* [To be done]: Pictures appear in the records below; write out everything else exactly.

─── Records shown

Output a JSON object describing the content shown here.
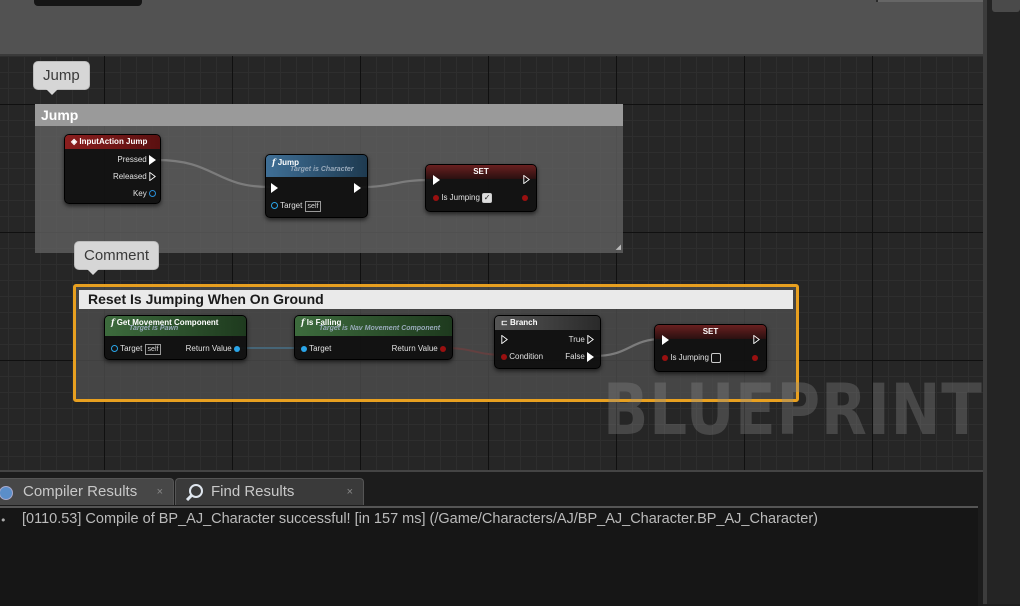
{
  "graph": {
    "jump_bubble": "Jump",
    "jump_comment_title": "Jump",
    "comment_bubble": "Comment",
    "reset_comment_title": "Reset Is Jumping When On Ground",
    "watermark": "BLUEPRINT",
    "nodes": {
      "input_action": {
        "title": "InputAction Jump",
        "pins": [
          "Pressed",
          "Released",
          "Key"
        ]
      },
      "jump": {
        "title": "Jump",
        "subtitle": "Target is Character",
        "target_label": "Target",
        "target_value": "self"
      },
      "set1": {
        "title": "SET",
        "var_label": "Is Jumping",
        "checked": true
      },
      "get_movement": {
        "title": "Get Movement Component",
        "subtitle": "Target is Pawn",
        "target_label": "Target",
        "target_value": "self",
        "return_label": "Return Value"
      },
      "is_falling": {
        "title": "Is Falling",
        "subtitle": "Target is Nav Movement Component",
        "target_label": "Target",
        "return_label": "Return Value"
      },
      "branch": {
        "title": "Branch",
        "condition_label": "Condition",
        "true_label": "True",
        "false_label": "False"
      },
      "set2": {
        "title": "SET",
        "var_label": "Is Jumping",
        "checked": false
      }
    }
  },
  "bottom_panel": {
    "tabs": [
      {
        "label": "Compiler Results",
        "close": "×"
      },
      {
        "label": "Find Results",
        "close": "×"
      }
    ],
    "log": "[0110.53] Compile of BP_AJ_Character successful! [in 157 ms] (/Game/Characters/AJ/BP_AJ_Character.BP_AJ_Character)"
  },
  "colors": {
    "input_header": "#8b1e1e",
    "function_header": "#3f6f96",
    "pure_header": "#3d6b3d",
    "set_header": "#5a1e1e",
    "object_pin": "#2aa5e8",
    "bool_pin": "#9a1010",
    "selected_comment_border": "#e8a020"
  }
}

──────

* [Exercise output]:
Output a JSON object describing the content shown here.
{
  "graph": {
    "jump_bubble": "Jump",
    "jump_comment_title": "Jump",
    "comment_bubble": "Comment",
    "reset_comment_title": "Reset Is Jumping When On Ground",
    "watermark": "BLUEPRINT",
    "nodes": {
      "input_action": {
        "title": "InputAction Jump",
        "pins": [
          "Pressed",
          "Released",
          "Key"
        ]
      },
      "jump": {
        "title": "Jump",
        "subtitle": "Target is Character",
        "target_label": "Target",
        "target_value": "self"
      },
      "set1": {
        "title": "SET",
        "var_label": "Is Jumping",
        "checked": true
      },
      "get_movement": {
        "title": "Get Movement Component",
        "subtitle": "Target is Pawn",
        "target_label": "Target",
        "target_value": "self",
        "return_label": "Return Value"
      },
      "is_falling": {
        "title": "Is Falling",
        "subtitle": "Target is Nav Movement Component",
        "target_label": "Target",
        "return_label": "Return Value"
      },
      "branch": {
        "title": "Branch",
        "condition_label": "Condition",
        "true_label": "True",
        "false_label": "False"
      },
      "set2": {
        "title": "SET",
        "var_label": "Is Jumping",
        "checked": false
      }
    }
  },
  "bottom_panel": {
    "tabs": [
      {
        "label": "Compiler Results",
        "close": "×"
      },
      {
        "label": "Find Results",
        "close": "×"
      }
    ],
    "log": "[0110.53] Compile of BP_AJ_Character successful! [in 157 ms] (/Game/Characters/AJ/BP_AJ_Character.BP_AJ_Character)"
  },
  "colors": {
    "input_header": "#8b1e1e",
    "function_header": "#3f6f96",
    "pure_header": "#3d6b3d",
    "set_header": "#5a1e1e",
    "object_pin": "#2aa5e8",
    "bool_pin": "#9a1010",
    "selected_comment_border": "#e8a020"
  }
}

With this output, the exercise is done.